**GIVEN PROBLEM**: Look through the records that follow. Copy every line containing the word "explorer".

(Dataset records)
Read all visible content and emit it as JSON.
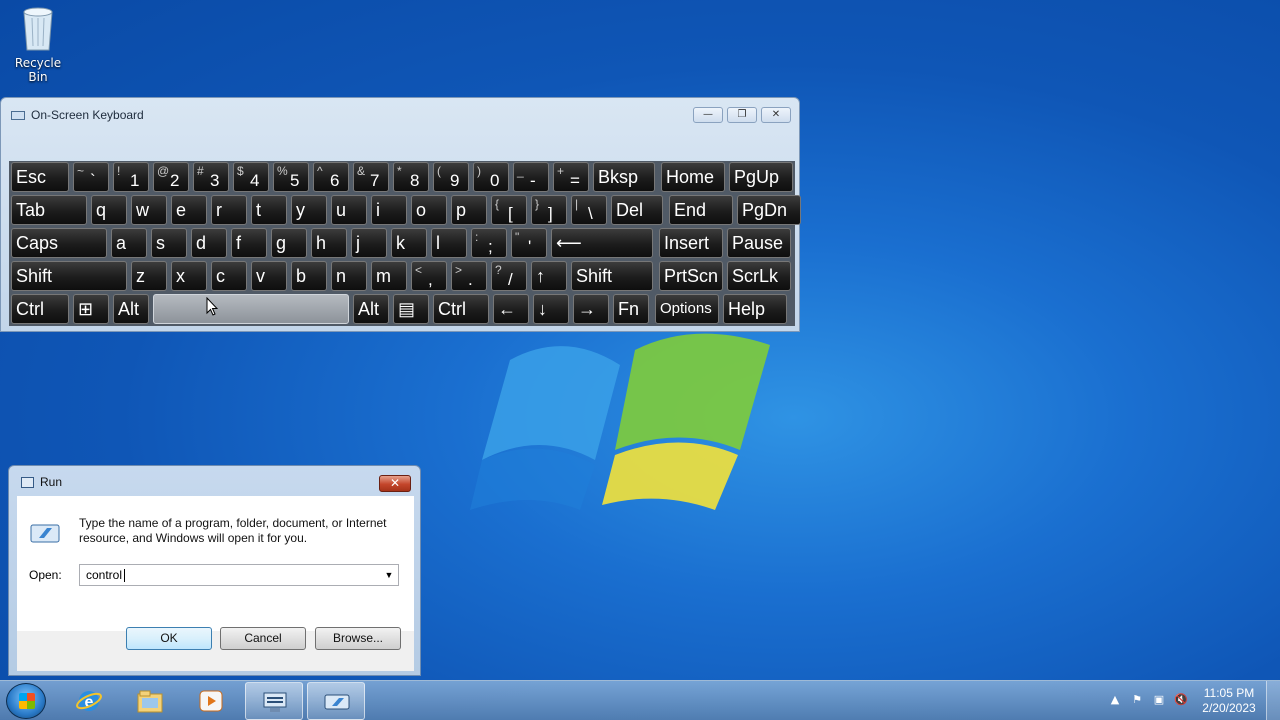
{
  "desktop": {
    "recycle_bin_label": "Recycle Bin"
  },
  "osk": {
    "title": "On-Screen Keyboard",
    "window_buttons": [
      "minimize",
      "restore",
      "close"
    ],
    "rows": [
      [
        {
          "k": "esc",
          "main": "Esc"
        },
        {
          "k": "backtick",
          "sh": "~",
          "main": "`"
        },
        {
          "k": "1",
          "sh": "!",
          "main": "1"
        },
        {
          "k": "2",
          "sh": "@",
          "main": "2"
        },
        {
          "k": "3",
          "sh": "#",
          "main": "3"
        },
        {
          "k": "4",
          "sh": "$",
          "main": "4"
        },
        {
          "k": "5",
          "sh": "%",
          "main": "5"
        },
        {
          "k": "6",
          "sh": "^",
          "main": "6"
        },
        {
          "k": "7",
          "sh": "&",
          "main": "7"
        },
        {
          "k": "8",
          "sh": "*",
          "main": "8"
        },
        {
          "k": "9",
          "sh": "(",
          "main": "9"
        },
        {
          "k": "0",
          "sh": ")",
          "main": "0"
        },
        {
          "k": "minus",
          "sh": "_",
          "main": "-"
        },
        {
          "k": "equal",
          "sh": "+",
          "main": "="
        },
        {
          "k": "bksp",
          "main": "Bksp"
        },
        {
          "k": "home",
          "main": "Home"
        },
        {
          "k": "pgup",
          "main": "PgUp"
        }
      ],
      [
        {
          "k": "tab",
          "main": "Tab"
        },
        {
          "k": "q",
          "main": "q"
        },
        {
          "k": "w",
          "main": "w"
        },
        {
          "k": "e",
          "main": "e"
        },
        {
          "k": "r",
          "main": "r"
        },
        {
          "k": "t",
          "main": "t"
        },
        {
          "k": "y",
          "main": "y"
        },
        {
          "k": "u",
          "main": "u"
        },
        {
          "k": "i",
          "main": "i"
        },
        {
          "k": "o",
          "main": "o"
        },
        {
          "k": "p",
          "main": "p"
        },
        {
          "k": "lbracket",
          "sh": "{",
          "main": "["
        },
        {
          "k": "rbracket",
          "sh": "}",
          "main": "]"
        },
        {
          "k": "backslash",
          "sh": "|",
          "main": "\\"
        },
        {
          "k": "del",
          "main": "Del"
        },
        {
          "k": "end",
          "main": "End"
        },
        {
          "k": "pgdn",
          "main": "PgDn"
        }
      ],
      [
        {
          "k": "caps",
          "main": "Caps"
        },
        {
          "k": "a",
          "main": "a"
        },
        {
          "k": "s",
          "main": "s"
        },
        {
          "k": "d",
          "main": "d"
        },
        {
          "k": "f",
          "main": "f"
        },
        {
          "k": "g",
          "main": "g"
        },
        {
          "k": "h",
          "main": "h"
        },
        {
          "k": "j",
          "main": "j"
        },
        {
          "k": "k",
          "main": "k"
        },
        {
          "k": "l",
          "main": "l"
        },
        {
          "k": "semicolon",
          "sh": ":",
          "main": ";"
        },
        {
          "k": "quote",
          "sh": "\"",
          "main": "'"
        },
        {
          "k": "enter",
          "main": "⟵"
        },
        {
          "k": "insert",
          "main": "Insert"
        },
        {
          "k": "pause",
          "main": "Pause"
        }
      ],
      [
        {
          "k": "lshift",
          "main": "Shift"
        },
        {
          "k": "z",
          "main": "z"
        },
        {
          "k": "x",
          "main": "x"
        },
        {
          "k": "c",
          "main": "c"
        },
        {
          "k": "v",
          "main": "v"
        },
        {
          "k": "b",
          "main": "b"
        },
        {
          "k": "n",
          "main": "n"
        },
        {
          "k": "m",
          "main": "m"
        },
        {
          "k": "comma",
          "sh": "<",
          "main": ","
        },
        {
          "k": "period",
          "sh": ">",
          "main": "."
        },
        {
          "k": "slash",
          "sh": "?",
          "main": "/"
        },
        {
          "k": "up",
          "main": "↑"
        },
        {
          "k": "rshift",
          "main": "Shift"
        },
        {
          "k": "prtscn",
          "main": "PrtScn"
        },
        {
          "k": "scrlk",
          "main": "ScrLk"
        }
      ],
      [
        {
          "k": "lctrl",
          "main": "Ctrl"
        },
        {
          "k": "win",
          "main": "⊞"
        },
        {
          "k": "lalt",
          "main": "Alt"
        },
        {
          "k": "space",
          "main": ""
        },
        {
          "k": "ralt",
          "main": "Alt"
        },
        {
          "k": "menu",
          "main": "▤"
        },
        {
          "k": "rctrl",
          "main": "Ctrl"
        },
        {
          "k": "left",
          "main": "←"
        },
        {
          "k": "down",
          "main": "↓"
        },
        {
          "k": "right",
          "main": "→"
        },
        {
          "k": "fn",
          "main": "Fn"
        },
        {
          "k": "options",
          "main": "Options"
        },
        {
          "k": "help",
          "main": "Help"
        }
      ]
    ]
  },
  "run": {
    "title": "Run",
    "description": "Type the name of a program, folder, document, or Internet resource, and Windows will open it for you.",
    "open_label": "Open:",
    "open_value": "control",
    "ok_label": "OK",
    "cancel_label": "Cancel",
    "browse_label": "Browse..."
  },
  "taskbar": {
    "apps": [
      "internet-explorer-icon",
      "windows-explorer-icon",
      "media-player-icon",
      "on-screen-keyboard-icon",
      "run-dialog-icon"
    ],
    "clock_time": "11:05 PM",
    "clock_date": "2/20/2023"
  }
}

**RESULT FOR THIS TASK**:
      "internet-explorer-icon",
      "windows-explorer-icon",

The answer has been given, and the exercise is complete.